Exercise requirements:
Look below and pull out each line with the word "words".

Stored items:
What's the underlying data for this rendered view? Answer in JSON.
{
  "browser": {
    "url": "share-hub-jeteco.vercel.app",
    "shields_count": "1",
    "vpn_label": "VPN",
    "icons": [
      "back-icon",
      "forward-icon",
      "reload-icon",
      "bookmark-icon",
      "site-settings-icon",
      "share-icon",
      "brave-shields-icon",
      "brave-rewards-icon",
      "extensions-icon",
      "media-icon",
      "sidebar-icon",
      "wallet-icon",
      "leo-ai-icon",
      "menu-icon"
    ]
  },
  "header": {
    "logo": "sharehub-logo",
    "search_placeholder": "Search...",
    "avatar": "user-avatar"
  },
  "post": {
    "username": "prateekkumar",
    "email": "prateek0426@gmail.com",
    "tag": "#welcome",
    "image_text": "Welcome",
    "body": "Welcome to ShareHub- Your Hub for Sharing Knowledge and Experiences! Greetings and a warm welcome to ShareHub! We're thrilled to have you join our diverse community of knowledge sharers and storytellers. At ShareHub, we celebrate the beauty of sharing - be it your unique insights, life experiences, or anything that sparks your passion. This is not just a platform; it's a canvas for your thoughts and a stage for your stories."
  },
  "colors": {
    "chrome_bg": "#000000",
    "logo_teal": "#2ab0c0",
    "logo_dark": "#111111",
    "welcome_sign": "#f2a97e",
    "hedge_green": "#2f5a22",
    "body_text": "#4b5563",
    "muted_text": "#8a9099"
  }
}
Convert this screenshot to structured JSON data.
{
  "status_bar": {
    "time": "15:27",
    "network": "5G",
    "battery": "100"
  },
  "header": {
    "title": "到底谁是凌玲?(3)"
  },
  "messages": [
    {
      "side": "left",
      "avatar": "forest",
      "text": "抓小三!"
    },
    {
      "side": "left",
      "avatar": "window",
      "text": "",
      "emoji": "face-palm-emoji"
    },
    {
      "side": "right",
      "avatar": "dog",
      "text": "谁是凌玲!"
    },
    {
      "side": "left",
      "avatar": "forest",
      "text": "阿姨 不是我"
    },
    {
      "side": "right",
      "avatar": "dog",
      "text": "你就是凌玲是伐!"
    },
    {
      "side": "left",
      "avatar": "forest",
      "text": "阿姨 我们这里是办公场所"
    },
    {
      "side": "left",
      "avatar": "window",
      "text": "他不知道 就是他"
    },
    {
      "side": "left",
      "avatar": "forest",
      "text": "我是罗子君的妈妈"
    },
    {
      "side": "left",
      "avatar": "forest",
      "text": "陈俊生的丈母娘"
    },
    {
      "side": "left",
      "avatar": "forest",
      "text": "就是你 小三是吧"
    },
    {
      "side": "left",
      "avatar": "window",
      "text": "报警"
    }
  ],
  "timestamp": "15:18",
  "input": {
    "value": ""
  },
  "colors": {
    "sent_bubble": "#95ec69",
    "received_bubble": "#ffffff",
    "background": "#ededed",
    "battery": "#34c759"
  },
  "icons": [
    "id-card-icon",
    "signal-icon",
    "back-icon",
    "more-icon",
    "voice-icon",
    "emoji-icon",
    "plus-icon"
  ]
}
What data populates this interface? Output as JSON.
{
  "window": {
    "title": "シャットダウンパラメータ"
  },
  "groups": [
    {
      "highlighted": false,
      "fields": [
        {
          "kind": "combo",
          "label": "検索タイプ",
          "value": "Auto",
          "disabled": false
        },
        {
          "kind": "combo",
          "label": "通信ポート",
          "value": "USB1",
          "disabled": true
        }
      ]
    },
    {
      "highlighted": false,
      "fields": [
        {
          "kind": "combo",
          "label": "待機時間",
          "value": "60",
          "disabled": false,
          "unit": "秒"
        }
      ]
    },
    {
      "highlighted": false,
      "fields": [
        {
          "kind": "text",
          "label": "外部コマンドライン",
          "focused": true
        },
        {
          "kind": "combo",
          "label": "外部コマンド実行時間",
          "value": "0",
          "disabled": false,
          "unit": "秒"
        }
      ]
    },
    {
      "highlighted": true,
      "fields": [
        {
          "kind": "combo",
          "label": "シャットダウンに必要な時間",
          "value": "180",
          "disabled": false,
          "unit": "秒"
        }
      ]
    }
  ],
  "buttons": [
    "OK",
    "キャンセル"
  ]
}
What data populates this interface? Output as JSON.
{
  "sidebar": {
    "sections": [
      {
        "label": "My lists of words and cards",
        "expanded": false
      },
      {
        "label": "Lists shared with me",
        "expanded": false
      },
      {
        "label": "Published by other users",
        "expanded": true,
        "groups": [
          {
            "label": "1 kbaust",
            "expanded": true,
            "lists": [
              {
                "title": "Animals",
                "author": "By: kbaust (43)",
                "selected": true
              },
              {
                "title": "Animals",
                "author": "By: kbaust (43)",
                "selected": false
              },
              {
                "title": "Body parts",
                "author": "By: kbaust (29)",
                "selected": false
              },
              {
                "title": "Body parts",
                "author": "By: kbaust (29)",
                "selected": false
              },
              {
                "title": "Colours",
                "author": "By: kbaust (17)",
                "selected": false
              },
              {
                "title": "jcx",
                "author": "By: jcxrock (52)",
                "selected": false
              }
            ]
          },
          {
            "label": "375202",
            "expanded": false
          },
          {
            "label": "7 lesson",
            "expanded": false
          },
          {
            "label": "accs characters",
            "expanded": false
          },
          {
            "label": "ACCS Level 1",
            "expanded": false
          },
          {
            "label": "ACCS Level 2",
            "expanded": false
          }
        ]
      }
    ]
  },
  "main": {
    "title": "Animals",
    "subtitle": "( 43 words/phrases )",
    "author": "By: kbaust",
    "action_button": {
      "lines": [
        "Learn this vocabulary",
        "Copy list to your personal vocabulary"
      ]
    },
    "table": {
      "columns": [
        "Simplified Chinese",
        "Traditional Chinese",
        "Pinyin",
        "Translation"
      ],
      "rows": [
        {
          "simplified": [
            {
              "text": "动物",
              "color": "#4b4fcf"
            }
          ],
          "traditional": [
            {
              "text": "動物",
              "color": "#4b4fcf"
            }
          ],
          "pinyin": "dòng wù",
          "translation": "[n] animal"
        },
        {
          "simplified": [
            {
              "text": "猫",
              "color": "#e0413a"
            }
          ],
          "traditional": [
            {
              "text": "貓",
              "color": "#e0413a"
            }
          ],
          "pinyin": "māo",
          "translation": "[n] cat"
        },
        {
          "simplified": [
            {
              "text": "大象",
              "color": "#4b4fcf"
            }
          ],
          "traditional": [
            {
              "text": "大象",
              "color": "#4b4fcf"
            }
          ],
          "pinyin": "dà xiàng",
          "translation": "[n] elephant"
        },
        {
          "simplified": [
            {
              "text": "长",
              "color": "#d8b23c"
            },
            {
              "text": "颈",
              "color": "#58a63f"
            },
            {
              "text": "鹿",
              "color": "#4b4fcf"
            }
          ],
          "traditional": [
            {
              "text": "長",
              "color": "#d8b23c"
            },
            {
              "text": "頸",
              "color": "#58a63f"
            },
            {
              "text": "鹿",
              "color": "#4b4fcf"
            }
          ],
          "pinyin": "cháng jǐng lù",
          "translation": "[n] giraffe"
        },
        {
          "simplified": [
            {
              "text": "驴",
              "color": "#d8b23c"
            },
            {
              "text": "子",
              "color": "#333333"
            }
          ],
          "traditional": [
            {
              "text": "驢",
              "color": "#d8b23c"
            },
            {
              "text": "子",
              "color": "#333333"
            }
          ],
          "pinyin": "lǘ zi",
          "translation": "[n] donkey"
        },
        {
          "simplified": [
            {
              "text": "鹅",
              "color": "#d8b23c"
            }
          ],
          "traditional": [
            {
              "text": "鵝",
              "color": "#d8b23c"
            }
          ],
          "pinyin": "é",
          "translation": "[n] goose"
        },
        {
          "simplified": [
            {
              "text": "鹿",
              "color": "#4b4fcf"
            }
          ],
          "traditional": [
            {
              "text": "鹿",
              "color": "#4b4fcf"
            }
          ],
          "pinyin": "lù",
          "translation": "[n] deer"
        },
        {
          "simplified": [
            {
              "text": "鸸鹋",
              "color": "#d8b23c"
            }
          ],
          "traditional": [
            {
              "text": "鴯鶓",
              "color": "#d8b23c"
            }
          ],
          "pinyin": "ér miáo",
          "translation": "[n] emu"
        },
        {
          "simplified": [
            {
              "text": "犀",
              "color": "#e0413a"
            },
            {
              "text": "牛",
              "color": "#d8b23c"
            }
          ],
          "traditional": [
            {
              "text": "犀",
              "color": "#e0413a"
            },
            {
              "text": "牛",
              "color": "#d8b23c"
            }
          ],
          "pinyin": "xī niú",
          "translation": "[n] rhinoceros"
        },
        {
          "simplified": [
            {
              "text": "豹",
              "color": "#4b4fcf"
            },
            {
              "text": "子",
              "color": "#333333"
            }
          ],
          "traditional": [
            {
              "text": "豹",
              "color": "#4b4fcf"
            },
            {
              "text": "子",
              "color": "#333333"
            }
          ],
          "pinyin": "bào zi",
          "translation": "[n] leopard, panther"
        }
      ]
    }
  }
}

The output:
        "label": "My lists of words and cards",
    "subtitle": "( 43 words/phrases )",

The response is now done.